=== DATA FOR THE TASK ===
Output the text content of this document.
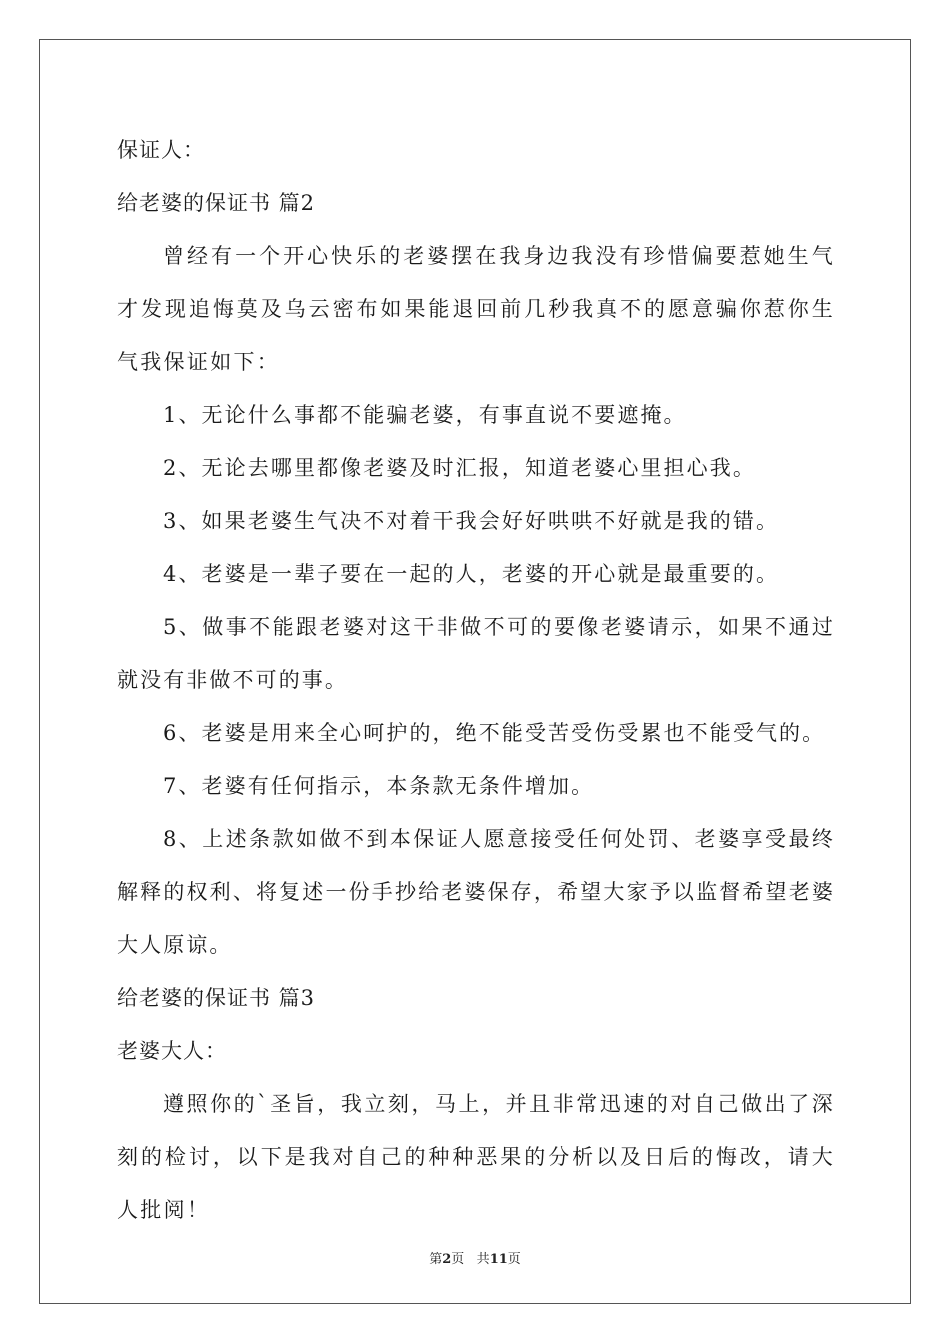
保证人：
给老婆的保证书 篇2
曾经有一个开心快乐的老婆摆在我身边我没有珍惜偏要惹她生气才发现追悔莫及乌云密布如果能退回前几秒我真不的愿意骗你惹你生气我保证如下：
1、无论什么事都不能骗老婆，有事直说不要遮掩。
2、无论去哪里都像老婆及时汇报，知道老婆心里担心我。
3、如果老婆生气决不对着干我会好好哄哄不好就是我的错。
4、老婆是一辈子要在一起的人，老婆的开心就是最重要的。
5、做事不能跟老婆对这干非做不可的要像老婆请示，如果不通过就没有非做不可的事。
6、老婆是用来全心呵护的，绝不能受苦受伤受累也不能受气的。
7、老婆有任何指示，本条款无条件增加。
8、上述条款如做不到本保证人愿意接受任何处罚、老婆享受最终解释的权利、将复述一份手抄给老婆保存，希望大家予以监督希望老婆大人原谅。
给老婆的保证书 篇3
老婆大人：
遵照你的`圣旨，我立刻，马上，并且非常迅速的对自己做出了深刻的检讨，以下是我对自己的种种恶果的分析以及日后的悔改，请大人批阅！
第2页 共11页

=== TASK PROMPT ===
Without the pictures, write out all of the material exactly.

=== CORRECT OUTPUT ===
Output the text content of this document.
保证人：
给老婆的保证书 篇2
曾经有一个开心快乐的老婆摆在我身边我没有珍惜偏要惹她生气才发现追悔莫及乌云密布如果能退回前几秒我真不的愿意骗你惹你生气我保证如下：
1、无论什么事都不能骗老婆，有事直说不要遮掩。
2、无论去哪里都像老婆及时汇报，知道老婆心里担心我。
3、如果老婆生气决不对着干我会好好哄哄不好就是我的错。
4、老婆是一辈子要在一起的人，老婆的开心就是最重要的。
5、做事不能跟老婆对这干非做不可的要像老婆请示，如果不通过就没有非做不可的事。
6、老婆是用来全心呵护的，绝不能受苦受伤受累也不能受气的。
7、老婆有任何指示，本条款无条件增加。
8、上述条款如做不到本保证人愿意接受任何处罚、老婆享受最终解释的权利、将复述一份手抄给老婆保存，希望大家予以监督希望老婆大人原谅。
给老婆的保证书 篇3
老婆大人：
遵照你的`圣旨，我立刻，马上，并且非常迅速的对自己做出了深刻的检讨，以下是我对自己的种种恶果的分析以及日后的悔改，请大人批阅！
第2页 共11页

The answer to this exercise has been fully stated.